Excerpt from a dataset
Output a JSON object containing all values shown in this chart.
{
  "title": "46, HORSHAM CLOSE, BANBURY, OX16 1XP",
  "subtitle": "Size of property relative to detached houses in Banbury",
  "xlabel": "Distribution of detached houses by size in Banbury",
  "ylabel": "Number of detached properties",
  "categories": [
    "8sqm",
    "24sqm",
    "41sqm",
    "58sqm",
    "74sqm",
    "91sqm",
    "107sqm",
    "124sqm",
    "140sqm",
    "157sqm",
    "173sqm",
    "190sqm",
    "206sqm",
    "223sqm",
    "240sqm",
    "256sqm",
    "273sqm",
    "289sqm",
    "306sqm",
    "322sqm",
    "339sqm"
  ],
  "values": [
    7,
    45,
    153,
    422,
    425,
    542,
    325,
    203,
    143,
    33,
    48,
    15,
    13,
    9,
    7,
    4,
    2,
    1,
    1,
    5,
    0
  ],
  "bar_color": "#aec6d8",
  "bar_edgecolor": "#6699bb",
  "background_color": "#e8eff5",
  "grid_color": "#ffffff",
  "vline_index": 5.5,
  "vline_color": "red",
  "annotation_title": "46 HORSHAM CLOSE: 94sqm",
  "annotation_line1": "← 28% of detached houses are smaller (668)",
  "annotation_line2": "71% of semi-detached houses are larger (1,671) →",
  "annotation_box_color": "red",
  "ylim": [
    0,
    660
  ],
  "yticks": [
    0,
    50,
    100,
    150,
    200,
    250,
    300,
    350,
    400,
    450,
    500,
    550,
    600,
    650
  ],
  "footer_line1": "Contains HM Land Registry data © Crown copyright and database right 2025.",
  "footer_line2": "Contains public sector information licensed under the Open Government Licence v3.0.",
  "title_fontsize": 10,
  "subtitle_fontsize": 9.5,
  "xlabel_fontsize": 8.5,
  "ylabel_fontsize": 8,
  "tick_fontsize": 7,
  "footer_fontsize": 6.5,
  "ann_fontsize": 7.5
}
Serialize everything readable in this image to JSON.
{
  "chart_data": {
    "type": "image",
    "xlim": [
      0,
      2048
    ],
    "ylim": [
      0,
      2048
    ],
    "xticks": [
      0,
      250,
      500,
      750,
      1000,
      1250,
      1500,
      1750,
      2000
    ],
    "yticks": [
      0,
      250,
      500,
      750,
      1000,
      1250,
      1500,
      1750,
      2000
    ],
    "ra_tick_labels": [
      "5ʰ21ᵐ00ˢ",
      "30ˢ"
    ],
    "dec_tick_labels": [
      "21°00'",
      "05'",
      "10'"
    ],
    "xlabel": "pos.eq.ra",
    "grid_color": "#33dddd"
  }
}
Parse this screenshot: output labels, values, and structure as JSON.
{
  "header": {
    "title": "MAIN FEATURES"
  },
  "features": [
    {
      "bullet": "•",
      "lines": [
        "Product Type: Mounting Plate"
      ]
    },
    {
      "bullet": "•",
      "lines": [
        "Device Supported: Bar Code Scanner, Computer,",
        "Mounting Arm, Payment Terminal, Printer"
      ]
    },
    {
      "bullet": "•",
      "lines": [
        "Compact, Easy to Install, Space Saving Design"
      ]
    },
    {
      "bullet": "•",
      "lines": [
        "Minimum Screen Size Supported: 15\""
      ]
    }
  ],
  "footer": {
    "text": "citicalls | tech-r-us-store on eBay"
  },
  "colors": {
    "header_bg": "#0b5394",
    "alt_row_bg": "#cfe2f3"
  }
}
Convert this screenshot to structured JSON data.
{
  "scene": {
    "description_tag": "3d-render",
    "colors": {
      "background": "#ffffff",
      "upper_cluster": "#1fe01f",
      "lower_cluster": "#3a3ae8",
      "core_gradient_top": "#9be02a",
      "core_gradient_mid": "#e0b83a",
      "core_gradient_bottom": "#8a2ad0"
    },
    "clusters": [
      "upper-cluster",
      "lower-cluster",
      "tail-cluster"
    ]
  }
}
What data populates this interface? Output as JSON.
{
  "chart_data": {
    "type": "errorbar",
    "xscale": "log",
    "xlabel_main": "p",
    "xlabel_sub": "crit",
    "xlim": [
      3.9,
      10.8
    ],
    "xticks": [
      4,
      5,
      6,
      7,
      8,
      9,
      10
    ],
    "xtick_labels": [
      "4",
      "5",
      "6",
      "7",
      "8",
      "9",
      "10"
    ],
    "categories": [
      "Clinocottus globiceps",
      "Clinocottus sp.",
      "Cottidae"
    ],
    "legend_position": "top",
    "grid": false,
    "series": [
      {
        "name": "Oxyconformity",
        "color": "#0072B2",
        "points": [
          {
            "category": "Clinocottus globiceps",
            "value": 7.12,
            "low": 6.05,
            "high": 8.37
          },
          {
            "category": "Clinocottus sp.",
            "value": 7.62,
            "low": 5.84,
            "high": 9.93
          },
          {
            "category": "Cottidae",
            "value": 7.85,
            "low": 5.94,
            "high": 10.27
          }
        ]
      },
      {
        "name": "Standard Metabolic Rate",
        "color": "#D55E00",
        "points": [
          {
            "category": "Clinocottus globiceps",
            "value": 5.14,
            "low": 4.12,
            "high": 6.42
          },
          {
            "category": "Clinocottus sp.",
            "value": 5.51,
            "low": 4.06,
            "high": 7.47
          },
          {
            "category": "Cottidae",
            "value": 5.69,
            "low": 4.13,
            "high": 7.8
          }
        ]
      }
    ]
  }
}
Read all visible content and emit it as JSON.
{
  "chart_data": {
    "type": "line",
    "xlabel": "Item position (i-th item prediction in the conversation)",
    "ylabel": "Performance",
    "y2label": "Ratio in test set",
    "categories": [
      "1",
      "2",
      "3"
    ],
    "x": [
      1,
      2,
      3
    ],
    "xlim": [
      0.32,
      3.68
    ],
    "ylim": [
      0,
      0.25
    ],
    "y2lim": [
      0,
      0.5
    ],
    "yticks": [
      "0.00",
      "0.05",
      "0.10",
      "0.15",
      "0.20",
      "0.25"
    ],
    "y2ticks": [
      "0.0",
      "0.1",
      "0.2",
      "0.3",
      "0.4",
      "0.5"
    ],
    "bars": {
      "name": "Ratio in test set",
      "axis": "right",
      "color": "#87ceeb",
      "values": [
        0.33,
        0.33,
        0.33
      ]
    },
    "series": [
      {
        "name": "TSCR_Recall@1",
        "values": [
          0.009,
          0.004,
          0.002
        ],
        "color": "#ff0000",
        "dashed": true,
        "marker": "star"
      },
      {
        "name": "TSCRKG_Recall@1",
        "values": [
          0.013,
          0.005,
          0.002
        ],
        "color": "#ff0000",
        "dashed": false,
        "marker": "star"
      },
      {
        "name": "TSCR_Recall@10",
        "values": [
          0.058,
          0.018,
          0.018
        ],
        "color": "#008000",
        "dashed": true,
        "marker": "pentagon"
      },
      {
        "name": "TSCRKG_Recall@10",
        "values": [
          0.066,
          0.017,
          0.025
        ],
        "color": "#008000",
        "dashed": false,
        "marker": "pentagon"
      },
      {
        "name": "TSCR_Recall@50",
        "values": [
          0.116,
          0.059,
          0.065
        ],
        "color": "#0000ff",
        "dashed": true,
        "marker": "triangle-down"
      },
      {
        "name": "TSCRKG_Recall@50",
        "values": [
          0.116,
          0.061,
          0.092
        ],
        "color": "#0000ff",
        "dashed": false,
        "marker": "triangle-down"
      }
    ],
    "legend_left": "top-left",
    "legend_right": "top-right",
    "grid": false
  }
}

**INSTRUCTION**: Reproduce every line above without error.

**EXERCISE RESPONSE**:
Output a JSON object containing all values shown in this chart.
{
  "title": "46, HORSHAM CLOSE, BANBURY, OX16 1XP",
  "subtitle": "Size of property relative to detached houses in Banbury",
  "xlabel": "Distribution of detached houses by size in Banbury",
  "ylabel": "Number of detached properties",
  "categories": [
    "8sqm",
    "24sqm",
    "41sqm",
    "58sqm",
    "74sqm",
    "91sqm",
    "107sqm",
    "124sqm",
    "140sqm",
    "157sqm",
    "173sqm",
    "190sqm",
    "206sqm",
    "223sqm",
    "240sqm",
    "256sqm",
    "273sqm",
    "289sqm",
    "306sqm",
    "322sqm",
    "339sqm"
  ],
  "values": [
    7,
    45,
    153,
    422,
    425,
    542,
    325,
    203,
    143,
    33,
    48,
    15,
    13,
    9,
    7,
    4,
    2,
    1,
    1,
    5,
    0
  ],
  "bar_color": "#aec6d8",
  "bar_edgecolor": "#6699bb",
  "background_color": "#e8eff5",
  "grid_color": "#ffffff",
  "vline_index": 5.5,
  "vline_color": "red",
  "annotation_title": "46 HORSHAM CLOSE: 94sqm",
  "annotation_line1": "← 28% of detached houses are smaller (668)",
  "annotation_line2": "71% of semi-detached houses are larger (1,671) →",
  "annotation_box_color": "red",
  "ylim": [
    0,
    660
  ],
  "yticks": [
    0,
    50,
    100,
    150,
    200,
    250,
    300,
    350,
    400,
    450,
    500,
    550,
    600,
    650
  ],
  "footer_line1": "Contains HM Land Registry data © Crown copyright and database right 2025.",
  "footer_line2": "Contains public sector information licensed under the Open Government Licence v3.0.",
  "title_fontsize": 10,
  "subtitle_fontsize": 9.5,
  "xlabel_fontsize": 8.5,
  "ylabel_fontsize": 8,
  "tick_fontsize": 7,
  "footer_fontsize": 6.5,
  "ann_fontsize": 7.5
}
Serialize everything readable in this image to JSON.
{
  "chart_data": {
    "type": "image",
    "xlim": [
      0,
      2048
    ],
    "ylim": [
      0,
      2048
    ],
    "xticks": [
      0,
      250,
      500,
      750,
      1000,
      1250,
      1500,
      1750,
      2000
    ],
    "yticks": [
      0,
      250,
      500,
      750,
      1000,
      1250,
      1500,
      1750,
      2000
    ],
    "ra_tick_labels": [
      "5ʰ21ᵐ00ˢ",
      "30ˢ"
    ],
    "dec_tick_labels": [
      "21°00'",
      "05'",
      "10'"
    ],
    "xlabel": "pos.eq.ra",
    "grid_color": "#33dddd"
  }
}
Parse this screenshot: output labels, values, and structure as JSON.
{
  "header": {
    "title": "MAIN FEATURES"
  },
  "features": [
    {
      "bullet": "•",
      "lines": [
        "Product Type: Mounting Plate"
      ]
    },
    {
      "bullet": "•",
      "lines": [
        "Device Supported: Bar Code Scanner, Computer,",
        "Mounting Arm, Payment Terminal, Printer"
      ]
    },
    {
      "bullet": "•",
      "lines": [
        "Compact, Easy to Install, Space Saving Design"
      ]
    },
    {
      "bullet": "•",
      "lines": [
        "Minimum Screen Size Supported: 15\""
      ]
    }
  ],
  "footer": {
    "text": "citicalls | tech-r-us-store on eBay"
  },
  "colors": {
    "header_bg": "#0b5394",
    "alt_row_bg": "#cfe2f3"
  }
}
Convert this screenshot to structured JSON data.
{
  "scene": {
    "description_tag": "3d-render",
    "colors": {
      "background": "#ffffff",
      "upper_cluster": "#1fe01f",
      "lower_cluster": "#3a3ae8",
      "core_gradient_top": "#9be02a",
      "core_gradient_mid": "#e0b83a",
      "core_gradient_bottom": "#8a2ad0"
    },
    "clusters": [
      "upper-cluster",
      "lower-cluster",
      "tail-cluster"
    ]
  }
}
What data populates this interface? Output as JSON.
{
  "chart_data": {
    "type": "errorbar",
    "xscale": "log",
    "xlabel_main": "p",
    "xlabel_sub": "crit",
    "xlim": [
      3.9,
      10.8
    ],
    "xticks": [
      4,
      5,
      6,
      7,
      8,
      9,
      10
    ],
    "xtick_labels": [
      "4",
      "5",
      "6",
      "7",
      "8",
      "9",
      "10"
    ],
    "categories": [
      "Clinocottus globiceps",
      "Clinocottus sp.",
      "Cottidae"
    ],
    "legend_position": "top",
    "grid": false,
    "series": [
      {
        "name": "Oxyconformity",
        "color": "#0072B2",
        "points": [
          {
            "category": "Clinocottus globiceps",
            "value": 7.12,
            "low": 6.05,
            "high": 8.37
          },
          {
            "category": "Clinocottus sp.",
            "value": 7.62,
            "low": 5.84,
            "high": 9.93
          },
          {
            "category": "Cottidae",
            "value": 7.85,
            "low": 5.94,
            "high": 10.27
          }
        ]
      },
      {
        "name": "Standard Metabolic Rate",
        "color": "#D55E00",
        "points": [
          {
            "category": "Clinocottus globiceps",
            "value": 5.14,
            "low": 4.12,
            "high": 6.42
          },
          {
            "category": "Clinocottus sp.",
            "value": 5.51,
            "low": 4.06,
            "high": 7.47
          },
          {
            "category": "Cottidae",
            "value": 5.69,
            "low": 4.13,
            "high": 7.8
          }
        ]
      }
    ]
  }
}
Read all visible content and emit it as JSON.
{
  "chart_data": {
    "type": "line",
    "xlabel": "Item position (i-th item prediction in the conversation)",
    "ylabel": "Performance",
    "y2label": "Ratio in test set",
    "categories": [
      "1",
      "2",
      "3"
    ],
    "x": [
      1,
      2,
      3
    ],
    "xlim": [
      0.32,
      3.68
    ],
    "ylim": [
      0,
      0.25
    ],
    "y2lim": [
      0,
      0.5
    ],
    "yticks": [
      "0.00",
      "0.05",
      "0.10",
      "0.15",
      "0.20",
      "0.25"
    ],
    "y2ticks": [
      "0.0",
      "0.1",
      "0.2",
      "0.3",
      "0.4",
      "0.5"
    ],
    "bars": {
      "name": "Ratio in test set",
      "axis": "right",
      "color": "#87ceeb",
      "values": [
        0.33,
        0.33,
        0.33
      ]
    },
    "series": [
      {
        "name": "TSCR_Recall@1",
        "values": [
          0.009,
          0.004,
          0.002
        ],
        "color": "#ff0000",
        "dashed": true,
        "marker": "star"
      },
      {
        "name": "TSCRKG_Recall@1",
        "values": [
          0.013,
          0.005,
          0.002
        ],
        "color": "#ff0000",
        "dashed": false,
        "marker": "star"
      },
      {
        "name": "TSCR_Recall@10",
        "values": [
          0.058,
          0.018,
          0.018
        ],
        "color": "#008000",
        "dashed": true,
        "marker": "pentagon"
      },
      {
        "name": "TSCRKG_Recall@10",
        "values": [
          0.066,
          0.017,
          0.025
        ],
        "color": "#008000",
        "dashed": false,
        "marker": "pentagon"
      },
      {
        "name": "TSCR_Recall@50",
        "values": [
          0.116,
          0.059,
          0.065
        ],
        "color": "#0000ff",
        "dashed": true,
        "marker": "triangle-down"
      },
      {
        "name": "TSCRKG_Recall@50",
        "values": [
          0.116,
          0.061,
          0.092
        ],
        "color": "#0000ff",
        "dashed": false,
        "marker": "triangle-down"
      }
    ],
    "legend_left": "top-left",
    "legend_right": "top-right",
    "grid": false
  }
}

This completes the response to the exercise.